Records for this exercise:
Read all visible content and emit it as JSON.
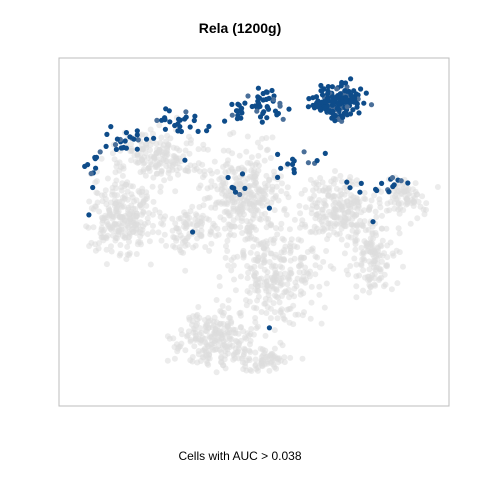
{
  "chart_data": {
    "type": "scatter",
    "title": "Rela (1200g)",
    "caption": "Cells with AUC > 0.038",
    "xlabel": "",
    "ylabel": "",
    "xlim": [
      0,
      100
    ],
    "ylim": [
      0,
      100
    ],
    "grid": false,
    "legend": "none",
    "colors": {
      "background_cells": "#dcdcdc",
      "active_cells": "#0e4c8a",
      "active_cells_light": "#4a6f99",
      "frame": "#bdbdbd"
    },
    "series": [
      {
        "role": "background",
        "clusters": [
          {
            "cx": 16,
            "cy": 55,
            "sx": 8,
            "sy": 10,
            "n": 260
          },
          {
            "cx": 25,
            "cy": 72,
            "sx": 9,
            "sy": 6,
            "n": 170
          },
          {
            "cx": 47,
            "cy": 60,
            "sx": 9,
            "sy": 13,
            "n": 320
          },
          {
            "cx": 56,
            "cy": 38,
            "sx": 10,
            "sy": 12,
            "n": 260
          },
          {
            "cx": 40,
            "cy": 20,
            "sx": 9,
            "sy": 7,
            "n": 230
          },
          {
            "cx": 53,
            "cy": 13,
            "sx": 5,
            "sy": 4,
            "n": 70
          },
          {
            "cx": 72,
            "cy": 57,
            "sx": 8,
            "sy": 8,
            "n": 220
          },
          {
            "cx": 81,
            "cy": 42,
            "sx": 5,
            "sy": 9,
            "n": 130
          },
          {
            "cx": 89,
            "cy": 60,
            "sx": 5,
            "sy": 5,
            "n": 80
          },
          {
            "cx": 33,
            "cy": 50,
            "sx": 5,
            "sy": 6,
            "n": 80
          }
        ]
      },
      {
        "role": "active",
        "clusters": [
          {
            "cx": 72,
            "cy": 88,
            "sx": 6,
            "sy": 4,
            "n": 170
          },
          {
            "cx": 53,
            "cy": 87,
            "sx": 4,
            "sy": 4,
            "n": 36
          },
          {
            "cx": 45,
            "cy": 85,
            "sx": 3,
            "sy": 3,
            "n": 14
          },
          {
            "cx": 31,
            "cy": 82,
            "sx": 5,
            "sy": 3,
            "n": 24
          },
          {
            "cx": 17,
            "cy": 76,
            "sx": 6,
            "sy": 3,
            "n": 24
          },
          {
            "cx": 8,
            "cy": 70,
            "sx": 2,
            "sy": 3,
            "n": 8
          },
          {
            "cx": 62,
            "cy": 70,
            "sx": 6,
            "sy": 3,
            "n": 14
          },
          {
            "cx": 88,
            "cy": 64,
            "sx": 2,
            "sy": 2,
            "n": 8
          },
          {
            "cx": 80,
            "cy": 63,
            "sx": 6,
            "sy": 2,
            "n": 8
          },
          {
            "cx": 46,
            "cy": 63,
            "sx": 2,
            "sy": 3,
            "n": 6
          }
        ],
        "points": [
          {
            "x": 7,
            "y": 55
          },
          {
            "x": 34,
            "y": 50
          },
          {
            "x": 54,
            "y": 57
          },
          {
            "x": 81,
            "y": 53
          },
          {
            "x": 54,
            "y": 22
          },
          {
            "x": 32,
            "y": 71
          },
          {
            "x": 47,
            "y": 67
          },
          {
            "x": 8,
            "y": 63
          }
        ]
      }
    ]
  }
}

...

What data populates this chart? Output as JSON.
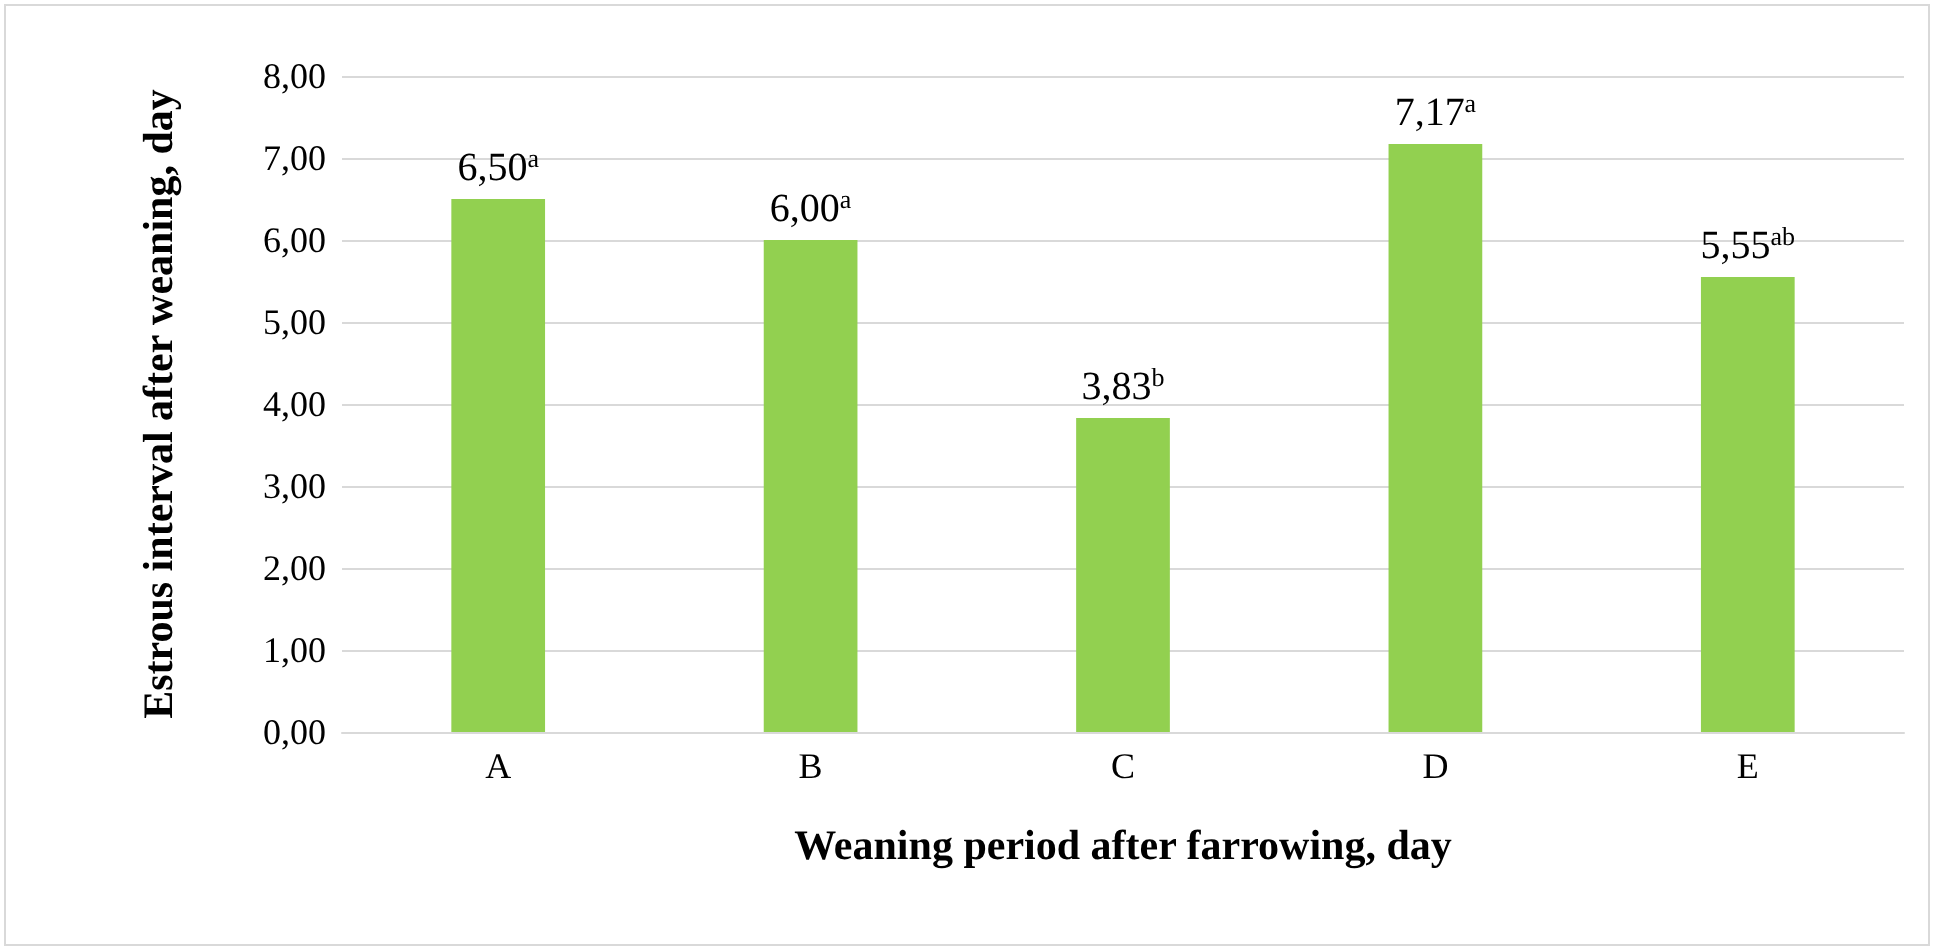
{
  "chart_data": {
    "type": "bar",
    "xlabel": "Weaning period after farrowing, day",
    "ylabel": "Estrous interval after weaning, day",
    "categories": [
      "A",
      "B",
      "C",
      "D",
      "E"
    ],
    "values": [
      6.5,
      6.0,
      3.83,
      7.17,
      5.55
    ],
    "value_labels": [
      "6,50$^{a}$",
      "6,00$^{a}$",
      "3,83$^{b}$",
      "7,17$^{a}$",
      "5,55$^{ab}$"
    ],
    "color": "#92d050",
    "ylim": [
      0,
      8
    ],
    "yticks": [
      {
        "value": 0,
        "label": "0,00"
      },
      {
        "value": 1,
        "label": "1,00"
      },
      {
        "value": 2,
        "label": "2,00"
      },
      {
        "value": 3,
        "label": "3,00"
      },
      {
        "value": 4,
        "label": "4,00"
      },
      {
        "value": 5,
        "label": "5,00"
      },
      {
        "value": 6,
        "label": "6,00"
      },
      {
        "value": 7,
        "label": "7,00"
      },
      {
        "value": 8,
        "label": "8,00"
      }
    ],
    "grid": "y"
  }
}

What you have to do: What count of lines in the listing contain the word "JSON"? Reply with the number only.

Task response: 2